_DESCRIZIONE DEL COMPITO_
Prosegua il brano sulle esperienze pastorali estive dei seminaristi, riprendendo subito dopo l'ultima frase riportata.

++++ BRANO DA LEGGERE

Portatori di misericordia

04/09/2016

Al fine di preparare i seminaristi per i futuri incarichi sacerdotali e con l’obiettivo di dare loro una formazione integrale, gli alunni del Collegio sono mandati ogni estate per fare diverse esperienze di lavoro pastorali in parrocchie italiane e di alcuni paesi vicini, nonché in strutture assistenziali dove accompagnano persone povere, anziane o inferme. Questi lavori si svolgono solitamente nei mesi di luglio e agosto, e servono non solo come un momento per mettere in pratica quanto imparato al Collegio, ma anche come un’opportunità per attingere dall’esperienza e dall’esempio di numerosi sacerdoti, religiosi e religiose, e laici coi quali si lavora. In quest’Anno giubilare della misericordia, i seminaristi siamo stati inviati con il mandato speciale di riflettere in qualche modo la luce del Volto misericordioso di Dio, come i suoi  strumenti per aiutare tutte le persone, soprattutto i più deboli, gli ammalati, gli abbandonati, e altri che si trovano nelle periferie della società. Ecco alcune testimonianze dei seminaristi:

      Brian de Castro (Filippine): «Ho servito nella casa di riposo dell'Ospedale di Don Calabria, a Negrar, provincia di Verona. Insieme con altri miei compagni seminaristi, mi occupavo di persone anziane, ammalate o con mobilità ridotta. Il mio compito consisteva nell’accompagnarle, giocare con loro, dargli da mangiare e da bere, condividere la Parola di Dio con loro e ricordargli quanto Dio ci ama. E’ stato un lavoro abbastanza impegnativo, ma spiritualmente arricchente. Nel corso del mio servizio ho provato la gioia di mettersi al servizio degli altri».

++++++++
++++ INFORMAZIONI ESTRATTE

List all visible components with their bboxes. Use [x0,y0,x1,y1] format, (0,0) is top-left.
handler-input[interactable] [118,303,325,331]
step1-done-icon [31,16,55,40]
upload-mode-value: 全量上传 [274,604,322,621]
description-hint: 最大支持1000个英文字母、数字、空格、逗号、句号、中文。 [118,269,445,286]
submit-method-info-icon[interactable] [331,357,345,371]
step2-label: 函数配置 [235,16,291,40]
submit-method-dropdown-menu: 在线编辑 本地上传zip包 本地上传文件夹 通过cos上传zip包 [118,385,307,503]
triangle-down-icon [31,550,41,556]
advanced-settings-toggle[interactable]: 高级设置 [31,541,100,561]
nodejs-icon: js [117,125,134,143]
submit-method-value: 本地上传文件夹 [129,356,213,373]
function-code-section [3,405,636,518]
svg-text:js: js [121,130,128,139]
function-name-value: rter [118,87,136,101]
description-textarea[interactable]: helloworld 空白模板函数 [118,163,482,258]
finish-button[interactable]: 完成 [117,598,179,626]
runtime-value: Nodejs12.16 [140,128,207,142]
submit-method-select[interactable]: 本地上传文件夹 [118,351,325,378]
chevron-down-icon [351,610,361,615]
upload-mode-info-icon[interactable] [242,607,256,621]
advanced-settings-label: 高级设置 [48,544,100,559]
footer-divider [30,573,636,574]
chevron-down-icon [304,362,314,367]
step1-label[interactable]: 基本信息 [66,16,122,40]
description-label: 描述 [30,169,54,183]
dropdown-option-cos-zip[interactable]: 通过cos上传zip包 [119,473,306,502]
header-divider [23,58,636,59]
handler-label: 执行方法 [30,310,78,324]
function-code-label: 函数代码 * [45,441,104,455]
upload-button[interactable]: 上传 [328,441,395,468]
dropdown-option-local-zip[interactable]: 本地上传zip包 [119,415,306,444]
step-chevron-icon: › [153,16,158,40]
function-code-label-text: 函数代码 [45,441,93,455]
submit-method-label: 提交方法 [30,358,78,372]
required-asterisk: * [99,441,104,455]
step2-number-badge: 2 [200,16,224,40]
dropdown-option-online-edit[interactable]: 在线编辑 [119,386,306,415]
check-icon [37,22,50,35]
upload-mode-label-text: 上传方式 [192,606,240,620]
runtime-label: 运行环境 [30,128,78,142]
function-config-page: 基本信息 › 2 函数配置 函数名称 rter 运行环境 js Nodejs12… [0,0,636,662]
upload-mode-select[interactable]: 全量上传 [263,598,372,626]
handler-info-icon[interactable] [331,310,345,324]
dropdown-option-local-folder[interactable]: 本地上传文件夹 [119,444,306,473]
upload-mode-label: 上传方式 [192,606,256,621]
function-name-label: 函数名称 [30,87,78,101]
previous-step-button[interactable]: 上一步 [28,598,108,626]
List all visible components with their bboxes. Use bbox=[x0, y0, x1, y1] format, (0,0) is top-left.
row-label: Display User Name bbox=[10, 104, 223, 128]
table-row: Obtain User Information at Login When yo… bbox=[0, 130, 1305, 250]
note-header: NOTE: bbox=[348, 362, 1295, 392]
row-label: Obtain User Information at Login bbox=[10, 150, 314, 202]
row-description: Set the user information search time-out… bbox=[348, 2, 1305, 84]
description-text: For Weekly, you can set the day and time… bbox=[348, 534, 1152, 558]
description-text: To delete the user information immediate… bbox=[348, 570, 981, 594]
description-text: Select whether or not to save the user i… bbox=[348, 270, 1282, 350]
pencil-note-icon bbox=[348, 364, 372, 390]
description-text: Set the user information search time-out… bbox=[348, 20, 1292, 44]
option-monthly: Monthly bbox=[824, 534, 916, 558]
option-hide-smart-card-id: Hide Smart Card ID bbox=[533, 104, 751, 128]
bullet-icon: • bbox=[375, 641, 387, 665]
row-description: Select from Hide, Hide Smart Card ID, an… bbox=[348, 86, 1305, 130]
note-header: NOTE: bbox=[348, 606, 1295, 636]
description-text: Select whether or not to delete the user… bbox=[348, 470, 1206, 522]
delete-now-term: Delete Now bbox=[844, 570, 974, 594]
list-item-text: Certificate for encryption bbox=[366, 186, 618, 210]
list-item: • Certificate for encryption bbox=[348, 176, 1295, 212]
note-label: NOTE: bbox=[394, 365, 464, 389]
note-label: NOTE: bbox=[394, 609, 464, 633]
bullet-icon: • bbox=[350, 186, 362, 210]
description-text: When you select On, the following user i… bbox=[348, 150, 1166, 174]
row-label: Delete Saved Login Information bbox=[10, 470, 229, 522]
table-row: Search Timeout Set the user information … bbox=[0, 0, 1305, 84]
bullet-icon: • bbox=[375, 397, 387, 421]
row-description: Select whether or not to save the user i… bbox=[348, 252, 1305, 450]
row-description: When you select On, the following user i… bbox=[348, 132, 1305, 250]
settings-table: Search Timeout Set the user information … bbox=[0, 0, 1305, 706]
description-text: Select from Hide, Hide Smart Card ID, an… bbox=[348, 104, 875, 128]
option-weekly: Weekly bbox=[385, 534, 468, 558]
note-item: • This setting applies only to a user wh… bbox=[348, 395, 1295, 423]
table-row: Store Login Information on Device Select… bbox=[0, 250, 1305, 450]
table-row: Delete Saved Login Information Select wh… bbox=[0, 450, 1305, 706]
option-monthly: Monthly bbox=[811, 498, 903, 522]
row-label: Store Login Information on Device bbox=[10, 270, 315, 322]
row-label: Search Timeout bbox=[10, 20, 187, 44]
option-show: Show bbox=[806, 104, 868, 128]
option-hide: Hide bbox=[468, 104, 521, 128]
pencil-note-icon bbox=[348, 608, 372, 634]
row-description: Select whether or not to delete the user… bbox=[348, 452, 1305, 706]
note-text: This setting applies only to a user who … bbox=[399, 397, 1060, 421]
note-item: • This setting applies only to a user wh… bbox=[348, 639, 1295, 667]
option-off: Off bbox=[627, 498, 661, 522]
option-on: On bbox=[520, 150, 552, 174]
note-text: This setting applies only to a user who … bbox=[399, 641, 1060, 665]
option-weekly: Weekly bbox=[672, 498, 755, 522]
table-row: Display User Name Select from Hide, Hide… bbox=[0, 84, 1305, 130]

++++++++

_RISPOSTA_
     Vitus Naameh (Ghana): «Sono stato nella parrocchia di San Terenziano, a Cavriago, nella Diocesi di Reggio Emilia, insieme ai miei compagni seminaristi Carlos, Vien e Giuseppe. Era la mia prima esperienza di lavoro pastorale in Italia. Particolarmente ho servito nella Casa della Carità della parrocchia, gestita dalle Suore Carmelitane Minori della Carità. Con la motivazione del parroco e con la collaborazione fraterna dei miei compagni, ho vissuto un bel tempo assistendo gli anziani e le persone ammalate, stando vicino a loro, ascoltando i loro racconti, con il desiderio di farli sorridere. E’ stata un'esperienza indimenticabile che mi ha fatto comprendere meglio la fragilità umana e capire con maggior profondità il fatto che noi tutti abbiamo bisogno gli uni degli altri per portare la vita avanti».

     Néstor Yahuaca (Messico): «Ho svolto la mia pastorale estiva nella parrocchia di San Pietro e Marcellino, a Besana in Brianza, nella Diocesi di Milano Reggio Emilia, assieme ai miei compagni del collegio Cao e Christian. Ci occupavamo delle cose riguardanti la vita parrocchiale, soprattutto di preparare e servire la Messa. Abbiamo anche aiutato durante l’oratorio estivo, dando una mano agli animatori nella gestione delle attività formative. Nel corso del nostro lavoro, abbiamo fatto il camposcuola e abbiamo anche accompagnato i ragazzi dell’oratorio alla Giornata Mondiale della Gioventù in Polonia. Abbiamo giocato e riso con loro e, più importante ancora, abbiamo pregato con loro. Il nostro interesse principale era di portarli più vicino al Signore. E’ stato un tempo divertente e arricchente».